# Task details
Copy every line of the entries that includes the word "папка".

******************************

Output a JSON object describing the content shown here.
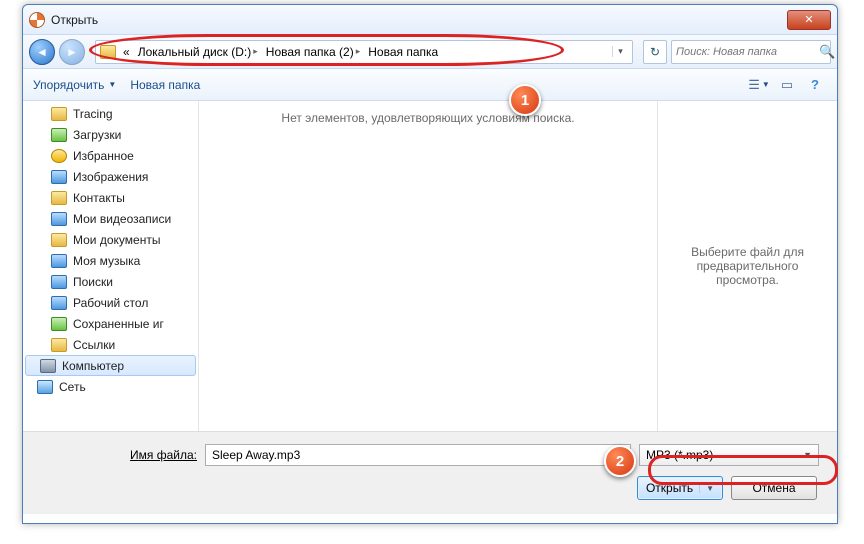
{
  "titlebar": {
    "title": "Открыть"
  },
  "breadcrumb": {
    "prefix": "«",
    "items": [
      "Локальный диск (D:)",
      "Новая папка (2)",
      "Новая папка"
    ]
  },
  "search": {
    "placeholder": "Поиск: Новая папка"
  },
  "toolbar": {
    "organize": "Упорядочить",
    "new_folder": "Новая папка"
  },
  "sidebar": {
    "items": [
      {
        "label": "Tracing",
        "icon": "folder"
      },
      {
        "label": "Загрузки",
        "icon": "green"
      },
      {
        "label": "Избранное",
        "icon": "star"
      },
      {
        "label": "Изображения",
        "icon": "blue"
      },
      {
        "label": "Контакты",
        "icon": "folder"
      },
      {
        "label": "Мои видеозаписи",
        "icon": "blue"
      },
      {
        "label": "Мои документы",
        "icon": "folder"
      },
      {
        "label": "Моя музыка",
        "icon": "blue"
      },
      {
        "label": "Поиски",
        "icon": "blue"
      },
      {
        "label": "Рабочий стол",
        "icon": "blue"
      },
      {
        "label": "Сохраненные иг",
        "icon": "green"
      },
      {
        "label": "Ссылки",
        "icon": "folder"
      }
    ],
    "computer": "Компьютер",
    "network": "Сеть"
  },
  "content": {
    "empty": "Нет элементов, удовлетворяющих условиям поиска."
  },
  "preview": {
    "text": "Выберите файл для предварительного просмотра."
  },
  "bottom": {
    "filename_label_u": "И",
    "filename_label_rest": "мя файла:",
    "filename_value": "Sleep Away.mp3",
    "filter": "MP3 (*.mp3)",
    "open": "Открыть",
    "cancel": "Отмена"
  },
  "badges": {
    "one": "1",
    "two": "2"
  }
}
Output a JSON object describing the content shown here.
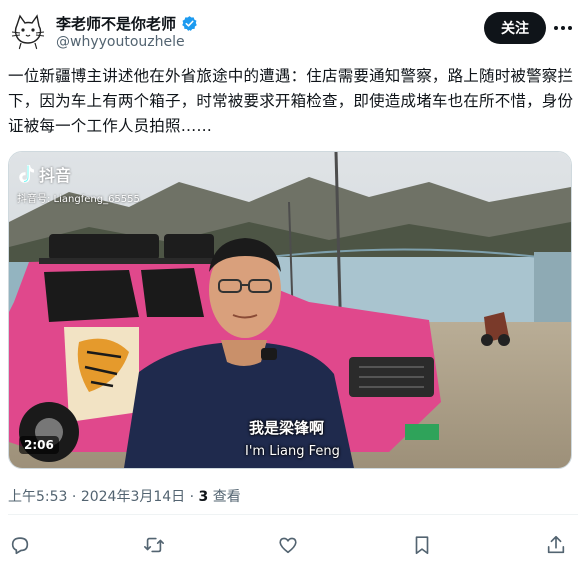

******************************

# Full solution
      "Новая папка (2)",
      "Новая папка"
    "placeholder": "Поиск: Новая папка"
    "new_folder": "Новая папка"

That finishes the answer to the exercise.